WHAT IS ASKED ▸ Hunt for the word "oraz" across the entries below, copying each line that holds it.

SUPPLIED MATERIAL ▸
====

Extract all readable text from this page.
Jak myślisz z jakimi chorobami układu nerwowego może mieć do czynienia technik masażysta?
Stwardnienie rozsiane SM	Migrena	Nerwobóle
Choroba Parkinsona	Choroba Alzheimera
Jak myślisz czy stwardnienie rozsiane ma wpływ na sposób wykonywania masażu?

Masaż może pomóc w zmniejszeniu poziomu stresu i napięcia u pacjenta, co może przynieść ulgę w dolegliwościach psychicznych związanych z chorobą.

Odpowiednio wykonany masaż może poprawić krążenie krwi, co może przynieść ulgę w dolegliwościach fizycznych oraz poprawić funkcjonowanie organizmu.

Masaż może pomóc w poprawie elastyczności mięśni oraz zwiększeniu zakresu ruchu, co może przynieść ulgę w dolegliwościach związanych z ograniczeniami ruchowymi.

====

COMPLETE OUTPUT ▸
Odpowiednio wykonany masaż może poprawić krążenie krwi, co może przynieść ulgę w dolegliwościach fizycznych oraz poprawić funkcjonowanie organizmu.
Masaż może pomóc w poprawie elastyczności mięśni oraz zwiększeniu zakresu ruchu, co może przynieść ulgę w dolegliwościach związanych z ograniczeniami ruchowymi.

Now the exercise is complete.